▸ Brief:
Consider the records below. How many of their lines include the word "than"? State the number and nothing else.

▸ Records to use:
--------------------------------

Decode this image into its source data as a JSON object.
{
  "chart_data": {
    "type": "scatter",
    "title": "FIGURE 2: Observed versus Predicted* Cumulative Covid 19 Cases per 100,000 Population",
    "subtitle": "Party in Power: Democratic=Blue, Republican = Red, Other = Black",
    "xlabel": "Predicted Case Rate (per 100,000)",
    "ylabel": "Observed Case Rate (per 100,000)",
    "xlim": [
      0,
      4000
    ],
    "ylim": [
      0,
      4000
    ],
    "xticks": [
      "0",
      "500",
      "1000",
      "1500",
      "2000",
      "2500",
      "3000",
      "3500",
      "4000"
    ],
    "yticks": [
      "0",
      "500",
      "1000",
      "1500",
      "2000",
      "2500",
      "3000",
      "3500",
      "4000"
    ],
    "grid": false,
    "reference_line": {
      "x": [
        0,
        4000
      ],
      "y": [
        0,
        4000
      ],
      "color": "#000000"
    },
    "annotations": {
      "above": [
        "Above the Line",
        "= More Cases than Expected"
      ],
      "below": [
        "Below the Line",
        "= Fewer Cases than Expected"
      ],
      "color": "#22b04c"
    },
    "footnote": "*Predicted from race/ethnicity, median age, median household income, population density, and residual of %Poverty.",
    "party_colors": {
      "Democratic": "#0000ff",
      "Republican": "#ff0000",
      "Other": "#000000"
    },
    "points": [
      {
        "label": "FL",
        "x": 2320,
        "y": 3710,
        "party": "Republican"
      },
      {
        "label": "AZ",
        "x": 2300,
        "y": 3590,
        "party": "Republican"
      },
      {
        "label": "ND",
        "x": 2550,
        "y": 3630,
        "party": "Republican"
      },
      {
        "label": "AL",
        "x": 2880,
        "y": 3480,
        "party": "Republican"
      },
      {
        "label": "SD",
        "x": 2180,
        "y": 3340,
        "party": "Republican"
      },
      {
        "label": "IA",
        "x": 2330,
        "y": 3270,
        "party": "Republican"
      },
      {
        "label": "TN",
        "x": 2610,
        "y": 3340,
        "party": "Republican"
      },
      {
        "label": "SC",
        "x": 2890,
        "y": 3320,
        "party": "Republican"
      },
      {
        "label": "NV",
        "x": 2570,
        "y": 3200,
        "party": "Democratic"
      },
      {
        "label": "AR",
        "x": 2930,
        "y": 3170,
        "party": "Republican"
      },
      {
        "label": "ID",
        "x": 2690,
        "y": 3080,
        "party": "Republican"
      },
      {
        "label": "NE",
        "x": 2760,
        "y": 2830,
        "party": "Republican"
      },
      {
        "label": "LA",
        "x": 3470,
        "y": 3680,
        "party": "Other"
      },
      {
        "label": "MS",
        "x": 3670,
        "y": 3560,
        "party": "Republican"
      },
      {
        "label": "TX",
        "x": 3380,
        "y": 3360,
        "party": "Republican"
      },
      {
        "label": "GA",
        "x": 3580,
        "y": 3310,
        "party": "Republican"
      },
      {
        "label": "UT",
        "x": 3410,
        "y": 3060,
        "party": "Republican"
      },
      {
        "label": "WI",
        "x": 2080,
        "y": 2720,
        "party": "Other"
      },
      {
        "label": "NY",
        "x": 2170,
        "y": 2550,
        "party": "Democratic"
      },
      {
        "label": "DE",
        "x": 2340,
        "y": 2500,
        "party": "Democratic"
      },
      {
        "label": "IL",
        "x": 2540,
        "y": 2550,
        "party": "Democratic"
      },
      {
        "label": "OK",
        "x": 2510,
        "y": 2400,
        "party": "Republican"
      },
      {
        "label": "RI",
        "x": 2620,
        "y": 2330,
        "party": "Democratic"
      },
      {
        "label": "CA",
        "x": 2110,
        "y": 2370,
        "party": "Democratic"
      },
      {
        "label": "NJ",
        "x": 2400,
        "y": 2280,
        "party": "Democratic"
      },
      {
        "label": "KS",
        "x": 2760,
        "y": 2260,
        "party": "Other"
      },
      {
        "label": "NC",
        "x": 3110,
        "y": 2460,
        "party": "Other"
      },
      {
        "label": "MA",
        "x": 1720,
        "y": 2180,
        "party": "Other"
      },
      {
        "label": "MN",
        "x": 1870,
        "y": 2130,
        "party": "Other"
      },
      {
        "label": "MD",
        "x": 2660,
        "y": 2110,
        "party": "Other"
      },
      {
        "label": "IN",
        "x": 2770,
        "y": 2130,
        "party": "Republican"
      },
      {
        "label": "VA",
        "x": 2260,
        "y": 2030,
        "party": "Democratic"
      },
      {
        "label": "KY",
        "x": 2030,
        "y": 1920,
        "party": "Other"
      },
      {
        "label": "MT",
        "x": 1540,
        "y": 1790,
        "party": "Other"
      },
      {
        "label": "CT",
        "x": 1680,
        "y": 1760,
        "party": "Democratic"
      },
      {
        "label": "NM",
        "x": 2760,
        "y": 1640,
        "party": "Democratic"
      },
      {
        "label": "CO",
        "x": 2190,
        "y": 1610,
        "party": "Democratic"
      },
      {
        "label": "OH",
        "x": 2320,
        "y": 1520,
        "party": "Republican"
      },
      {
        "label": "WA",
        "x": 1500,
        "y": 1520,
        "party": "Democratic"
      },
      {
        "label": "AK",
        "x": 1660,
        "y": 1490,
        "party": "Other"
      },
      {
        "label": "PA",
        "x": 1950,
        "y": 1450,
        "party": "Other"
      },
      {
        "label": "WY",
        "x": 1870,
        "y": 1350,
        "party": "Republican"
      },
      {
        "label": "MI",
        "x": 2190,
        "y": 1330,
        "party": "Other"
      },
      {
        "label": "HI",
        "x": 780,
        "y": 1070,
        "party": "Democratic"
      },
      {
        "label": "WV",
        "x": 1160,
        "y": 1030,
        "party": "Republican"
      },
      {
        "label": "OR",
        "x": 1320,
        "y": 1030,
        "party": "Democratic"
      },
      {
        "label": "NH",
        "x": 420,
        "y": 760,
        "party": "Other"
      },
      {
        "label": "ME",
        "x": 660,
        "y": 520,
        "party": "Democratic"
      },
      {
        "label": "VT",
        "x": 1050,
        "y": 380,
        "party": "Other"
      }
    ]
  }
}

--------------------------------

▸ Result below:
2